■ Stated goal
Repeat every line of the material, character for character.
● ● ● ● ● ● ●
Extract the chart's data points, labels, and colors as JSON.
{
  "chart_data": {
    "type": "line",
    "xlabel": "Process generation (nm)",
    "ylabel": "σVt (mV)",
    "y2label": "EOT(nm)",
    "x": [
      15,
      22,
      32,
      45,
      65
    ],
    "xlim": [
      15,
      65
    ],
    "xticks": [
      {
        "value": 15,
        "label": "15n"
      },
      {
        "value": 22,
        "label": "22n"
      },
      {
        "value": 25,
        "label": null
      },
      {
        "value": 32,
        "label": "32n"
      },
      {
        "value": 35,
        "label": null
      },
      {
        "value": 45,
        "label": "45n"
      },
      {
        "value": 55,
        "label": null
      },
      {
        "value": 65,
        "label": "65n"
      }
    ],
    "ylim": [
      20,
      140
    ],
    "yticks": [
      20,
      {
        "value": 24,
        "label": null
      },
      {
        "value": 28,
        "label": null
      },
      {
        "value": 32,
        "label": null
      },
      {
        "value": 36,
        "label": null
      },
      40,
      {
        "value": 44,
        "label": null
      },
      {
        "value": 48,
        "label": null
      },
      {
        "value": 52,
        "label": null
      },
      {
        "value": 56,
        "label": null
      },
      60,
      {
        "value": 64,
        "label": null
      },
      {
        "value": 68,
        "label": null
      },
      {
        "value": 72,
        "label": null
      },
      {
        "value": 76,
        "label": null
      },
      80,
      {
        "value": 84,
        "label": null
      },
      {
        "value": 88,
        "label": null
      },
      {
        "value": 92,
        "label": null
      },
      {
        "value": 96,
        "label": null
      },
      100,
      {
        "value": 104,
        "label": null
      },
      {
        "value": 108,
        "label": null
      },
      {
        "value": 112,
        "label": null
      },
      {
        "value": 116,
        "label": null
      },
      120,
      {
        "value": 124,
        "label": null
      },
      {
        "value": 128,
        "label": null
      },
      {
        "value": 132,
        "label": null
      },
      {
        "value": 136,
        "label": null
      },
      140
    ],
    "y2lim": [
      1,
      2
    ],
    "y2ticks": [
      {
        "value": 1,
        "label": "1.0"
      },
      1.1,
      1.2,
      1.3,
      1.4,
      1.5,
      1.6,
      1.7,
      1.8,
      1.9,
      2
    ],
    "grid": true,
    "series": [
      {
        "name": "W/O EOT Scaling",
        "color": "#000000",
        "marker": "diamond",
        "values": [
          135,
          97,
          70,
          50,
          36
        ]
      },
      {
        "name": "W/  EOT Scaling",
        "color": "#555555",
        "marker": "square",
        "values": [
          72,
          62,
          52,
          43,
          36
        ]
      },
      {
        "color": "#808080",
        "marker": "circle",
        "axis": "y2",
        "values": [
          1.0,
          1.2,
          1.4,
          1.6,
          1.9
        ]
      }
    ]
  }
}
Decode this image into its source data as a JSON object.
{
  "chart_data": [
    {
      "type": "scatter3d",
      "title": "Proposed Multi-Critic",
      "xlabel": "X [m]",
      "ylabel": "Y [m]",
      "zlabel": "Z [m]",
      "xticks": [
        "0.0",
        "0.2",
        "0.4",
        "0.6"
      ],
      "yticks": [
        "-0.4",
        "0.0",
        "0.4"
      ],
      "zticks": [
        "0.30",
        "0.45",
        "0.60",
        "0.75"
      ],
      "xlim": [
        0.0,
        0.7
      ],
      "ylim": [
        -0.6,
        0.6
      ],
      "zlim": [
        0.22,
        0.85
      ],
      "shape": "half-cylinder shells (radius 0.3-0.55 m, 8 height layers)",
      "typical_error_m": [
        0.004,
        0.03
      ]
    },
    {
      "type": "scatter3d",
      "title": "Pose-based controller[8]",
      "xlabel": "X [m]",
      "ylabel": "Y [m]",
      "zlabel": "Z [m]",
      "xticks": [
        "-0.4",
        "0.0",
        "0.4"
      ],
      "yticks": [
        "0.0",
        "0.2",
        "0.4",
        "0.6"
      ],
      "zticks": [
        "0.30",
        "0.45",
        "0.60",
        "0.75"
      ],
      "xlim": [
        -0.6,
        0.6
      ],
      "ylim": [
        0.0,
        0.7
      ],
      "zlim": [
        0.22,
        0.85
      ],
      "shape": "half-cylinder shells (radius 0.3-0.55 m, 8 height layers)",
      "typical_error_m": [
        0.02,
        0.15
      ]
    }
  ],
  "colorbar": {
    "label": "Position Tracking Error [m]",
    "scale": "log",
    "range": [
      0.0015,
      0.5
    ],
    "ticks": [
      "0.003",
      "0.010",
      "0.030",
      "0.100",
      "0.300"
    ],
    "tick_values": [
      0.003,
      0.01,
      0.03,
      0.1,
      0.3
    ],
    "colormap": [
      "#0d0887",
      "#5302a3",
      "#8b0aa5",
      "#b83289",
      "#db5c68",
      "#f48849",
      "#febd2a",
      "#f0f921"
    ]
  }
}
● ● ● ● ● ● ●
■ Worked solution
Extract the chart's data points, labels, and colors as JSON.
{
  "chart_data": {
    "type": "line",
    "xlabel": "Process generation (nm)",
    "ylabel": "σVt (mV)",
    "y2label": "EOT(nm)",
    "x": [
      15,
      22,
      32,
      45,
      65
    ],
    "xlim": [
      15,
      65
    ],
    "xticks": [
      {
        "value": 15,
        "label": "15n"
      },
      {
        "value": 22,
        "label": "22n"
      },
      {
        "value": 25,
        "label": null
      },
      {
        "value": 32,
        "label": "32n"
      },
      {
        "value": 35,
        "label": null
      },
      {
        "value": 45,
        "label": "45n"
      },
      {
        "value": 55,
        "label": null
      },
      {
        "value": 65,
        "label": "65n"
      }
    ],
    "ylim": [
      20,
      140
    ],
    "yticks": [
      20,
      {
        "value": 24,
        "label": null
      },
      {
        "value": 28,
        "label": null
      },
      {
        "value": 32,
        "label": null
      },
      {
        "value": 36,
        "label": null
      },
      40,
      {
        "value": 44,
        "label": null
      },
      {
        "value": 48,
        "label": null
      },
      {
        "value": 52,
        "label": null
      },
      {
        "value": 56,
        "label": null
      },
      60,
      {
        "value": 64,
        "label": null
      },
      {
        "value": 68,
        "label": null
      },
      {
        "value": 72,
        "label": null
      },
      {
        "value": 76,
        "label": null
      },
      80,
      {
        "value": 84,
        "label": null
      },
      {
        "value": 88,
        "label": null
      },
      {
        "value": 92,
        "label": null
      },
      {
        "value": 96,
        "label": null
      },
      100,
      {
        "value": 104,
        "label": null
      },
      {
        "value": 108,
        "label": null
      },
      {
        "value": 112,
        "label": null
      },
      {
        "value": 116,
        "label": null
      },
      120,
      {
        "value": 124,
        "label": null
      },
      {
        "value": 128,
        "label": null
      },
      {
        "value": 132,
        "label": null
      },
      {
        "value": 136,
        "label": null
      },
      140
    ],
    "y2lim": [
      1,
      2
    ],
    "y2ticks": [
      {
        "value": 1,
        "label": "1.0"
      },
      1.1,
      1.2,
      1.3,
      1.4,
      1.5,
      1.6,
      1.7,
      1.8,
      1.9,
      2
    ],
    "grid": true,
    "series": [
      {
        "name": "W/O EOT Scaling",
        "color": "#000000",
        "marker": "diamond",
        "values": [
          135,
          97,
          70,
          50,
          36
        ]
      },
      {
        "name": "W/  EOT Scaling",
        "color": "#555555",
        "marker": "square",
        "values": [
          72,
          62,
          52,
          43,
          36
        ]
      },
      {
        "color": "#808080",
        "marker": "circle",
        "axis": "y2",
        "values": [
          1.0,
          1.2,
          1.4,
          1.6,
          1.9
        ]
      }
    ]
  }
}
Decode this image into its source data as a JSON object.
{
  "chart_data": [
    {
      "type": "scatter3d",
      "title": "Proposed Multi-Critic",
      "xlabel": "X [m]",
      "ylabel": "Y [m]",
      "zlabel": "Z [m]",
      "xticks": [
        "0.0",
        "0.2",
        "0.4",
        "0.6"
      ],
      "yticks": [
        "-0.4",
        "0.0",
        "0.4"
      ],
      "zticks": [
        "0.30",
        "0.45",
        "0.60",
        "0.75"
      ],
      "xlim": [
        0.0,
        0.7
      ],
      "ylim": [
        -0.6,
        0.6
      ],
      "zlim": [
        0.22,
        0.85
      ],
      "shape": "half-cylinder shells (radius 0.3-0.55 m, 8 height layers)",
      "typical_error_m": [
        0.004,
        0.03
      ]
    },
    {
      "type": "scatter3d",
      "title": "Pose-based controller[8]",
      "xlabel": "X [m]",
      "ylabel": "Y [m]",
      "zlabel": "Z [m]",
      "xticks": [
        "-0.4",
        "0.0",
        "0.4"
      ],
      "yticks": [
        "0.0",
        "0.2",
        "0.4",
        "0.6"
      ],
      "zticks": [
        "0.30",
        "0.45",
        "0.60",
        "0.75"
      ],
      "xlim": [
        -0.6,
        0.6
      ],
      "ylim": [
        0.0,
        0.7
      ],
      "zlim": [
        0.22,
        0.85
      ],
      "shape": "half-cylinder shells (radius 0.3-0.55 m, 8 height layers)",
      "typical_error_m": [
        0.02,
        0.15
      ]
    }
  ],
  "colorbar": {
    "label": "Position Tracking Error [m]",
    "scale": "log",
    "range": [
      0.0015,
      0.5
    ],
    "ticks": [
      "0.003",
      "0.010",
      "0.030",
      "0.100",
      "0.300"
    ],
    "tick_values": [
      0.003,
      0.01,
      0.03,
      0.1,
      0.3
    ],
    "colormap": [
      "#0d0887",
      "#5302a3",
      "#8b0aa5",
      "#b83289",
      "#db5c68",
      "#f48849",
      "#febd2a",
      "#f0f921"
    ]
  }
}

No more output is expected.